-- begin --
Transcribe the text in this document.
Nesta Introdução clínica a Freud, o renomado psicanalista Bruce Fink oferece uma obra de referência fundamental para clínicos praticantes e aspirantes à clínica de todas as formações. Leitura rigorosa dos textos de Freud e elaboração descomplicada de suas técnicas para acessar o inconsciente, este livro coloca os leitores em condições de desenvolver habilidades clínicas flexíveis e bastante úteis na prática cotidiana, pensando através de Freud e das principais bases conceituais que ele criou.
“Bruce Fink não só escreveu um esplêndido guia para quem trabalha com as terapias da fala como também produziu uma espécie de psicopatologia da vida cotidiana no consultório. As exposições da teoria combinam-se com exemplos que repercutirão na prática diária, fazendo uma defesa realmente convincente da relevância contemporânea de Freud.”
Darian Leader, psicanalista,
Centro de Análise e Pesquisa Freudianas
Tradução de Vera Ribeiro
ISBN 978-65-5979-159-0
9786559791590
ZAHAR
-- end --
-- begin --
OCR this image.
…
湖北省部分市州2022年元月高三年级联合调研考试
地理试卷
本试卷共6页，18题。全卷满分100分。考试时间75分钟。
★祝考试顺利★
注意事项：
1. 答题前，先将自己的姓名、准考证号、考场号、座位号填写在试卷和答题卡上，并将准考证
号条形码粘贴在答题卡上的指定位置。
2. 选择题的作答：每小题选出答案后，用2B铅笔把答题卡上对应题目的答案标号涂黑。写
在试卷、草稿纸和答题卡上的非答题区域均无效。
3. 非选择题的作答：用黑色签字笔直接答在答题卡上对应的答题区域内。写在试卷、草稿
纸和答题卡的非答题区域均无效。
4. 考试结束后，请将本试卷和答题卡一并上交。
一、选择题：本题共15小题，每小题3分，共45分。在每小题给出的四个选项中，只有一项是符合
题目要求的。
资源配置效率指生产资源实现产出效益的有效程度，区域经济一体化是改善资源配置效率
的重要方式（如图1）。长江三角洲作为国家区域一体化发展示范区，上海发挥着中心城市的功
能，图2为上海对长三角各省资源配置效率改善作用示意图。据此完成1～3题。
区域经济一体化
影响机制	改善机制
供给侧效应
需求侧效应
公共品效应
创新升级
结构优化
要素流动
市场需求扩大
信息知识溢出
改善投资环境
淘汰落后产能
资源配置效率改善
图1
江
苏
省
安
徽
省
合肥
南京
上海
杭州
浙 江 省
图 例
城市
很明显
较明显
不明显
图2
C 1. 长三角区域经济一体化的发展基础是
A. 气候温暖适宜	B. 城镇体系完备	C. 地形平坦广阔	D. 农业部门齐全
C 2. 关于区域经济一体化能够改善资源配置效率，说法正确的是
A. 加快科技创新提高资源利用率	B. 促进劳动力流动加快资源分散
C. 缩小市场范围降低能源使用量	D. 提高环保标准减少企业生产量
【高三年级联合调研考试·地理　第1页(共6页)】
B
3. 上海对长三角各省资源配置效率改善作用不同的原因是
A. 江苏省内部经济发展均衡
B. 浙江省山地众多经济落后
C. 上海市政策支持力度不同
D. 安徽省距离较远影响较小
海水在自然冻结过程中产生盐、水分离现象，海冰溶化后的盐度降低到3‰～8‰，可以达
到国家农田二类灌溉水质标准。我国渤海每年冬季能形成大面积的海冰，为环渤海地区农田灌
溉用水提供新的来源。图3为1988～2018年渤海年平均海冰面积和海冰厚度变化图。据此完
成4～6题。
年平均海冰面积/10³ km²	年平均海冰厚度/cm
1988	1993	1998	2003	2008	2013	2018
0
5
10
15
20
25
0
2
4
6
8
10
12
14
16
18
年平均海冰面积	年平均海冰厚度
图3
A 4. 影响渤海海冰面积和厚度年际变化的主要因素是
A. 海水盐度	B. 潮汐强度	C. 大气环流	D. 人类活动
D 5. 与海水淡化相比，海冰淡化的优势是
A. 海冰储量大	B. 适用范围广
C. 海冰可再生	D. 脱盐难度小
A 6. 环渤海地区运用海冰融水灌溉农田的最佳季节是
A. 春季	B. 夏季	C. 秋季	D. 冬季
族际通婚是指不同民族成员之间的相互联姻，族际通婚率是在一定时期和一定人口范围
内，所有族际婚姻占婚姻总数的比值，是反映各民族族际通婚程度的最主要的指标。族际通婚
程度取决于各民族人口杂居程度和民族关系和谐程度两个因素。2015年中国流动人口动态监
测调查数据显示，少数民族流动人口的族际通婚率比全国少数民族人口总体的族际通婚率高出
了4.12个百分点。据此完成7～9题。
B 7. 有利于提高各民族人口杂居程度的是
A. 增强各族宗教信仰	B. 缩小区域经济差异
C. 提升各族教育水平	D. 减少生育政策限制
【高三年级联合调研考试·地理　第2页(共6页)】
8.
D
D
-- end --
-- begin --
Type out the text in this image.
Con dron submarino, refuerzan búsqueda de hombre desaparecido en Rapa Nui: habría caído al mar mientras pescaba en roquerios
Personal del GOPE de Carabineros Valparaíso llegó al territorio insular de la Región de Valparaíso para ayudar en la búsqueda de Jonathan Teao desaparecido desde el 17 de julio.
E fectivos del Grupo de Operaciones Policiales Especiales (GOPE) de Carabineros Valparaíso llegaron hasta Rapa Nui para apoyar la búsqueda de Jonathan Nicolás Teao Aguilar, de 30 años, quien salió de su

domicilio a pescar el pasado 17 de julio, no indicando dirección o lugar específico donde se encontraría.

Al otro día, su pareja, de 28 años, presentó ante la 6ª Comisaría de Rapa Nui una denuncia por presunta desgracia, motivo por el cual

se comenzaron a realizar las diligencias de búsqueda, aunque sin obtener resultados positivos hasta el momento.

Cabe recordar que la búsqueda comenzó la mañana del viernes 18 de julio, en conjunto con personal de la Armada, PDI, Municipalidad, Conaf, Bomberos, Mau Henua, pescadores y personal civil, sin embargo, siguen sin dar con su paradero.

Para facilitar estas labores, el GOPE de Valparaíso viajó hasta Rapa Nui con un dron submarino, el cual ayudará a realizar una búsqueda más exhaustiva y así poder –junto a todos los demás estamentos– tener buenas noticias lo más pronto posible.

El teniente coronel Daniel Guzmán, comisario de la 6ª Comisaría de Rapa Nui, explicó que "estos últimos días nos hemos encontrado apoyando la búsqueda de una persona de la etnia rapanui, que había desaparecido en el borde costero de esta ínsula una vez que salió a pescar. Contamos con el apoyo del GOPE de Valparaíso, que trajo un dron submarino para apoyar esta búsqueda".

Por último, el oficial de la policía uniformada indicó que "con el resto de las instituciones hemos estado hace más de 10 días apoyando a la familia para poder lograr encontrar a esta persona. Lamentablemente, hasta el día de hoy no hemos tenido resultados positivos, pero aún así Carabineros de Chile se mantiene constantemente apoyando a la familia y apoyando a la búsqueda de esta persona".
-- end --
What you will do - Using the records above, list each line that includes "salió".

Completed exercise -
E fectivos del Grupo de Operaciones Policiales Especiales (GOPE) de Carabineros Valparaíso llegaron hasta Rapa Nui para apoyar la búsqueda de Jonathan Nicolás Teao Aguilar, de 30 años, quien salió de su
El teniente coronel Daniel Guzmán, comisario de la 6ª Comisaría de Rapa Nui, explicó que "estos últimos días nos hemos encontrado apoyando la búsqueda de una persona de la etnia rapanui, que había desaparecido en el borde costero de esta ínsula una vez que salió a pescar. Contamos con el apoyo del GOPE de Valparaíso, que trajo un dron submarino para apoyar esta búsqueda".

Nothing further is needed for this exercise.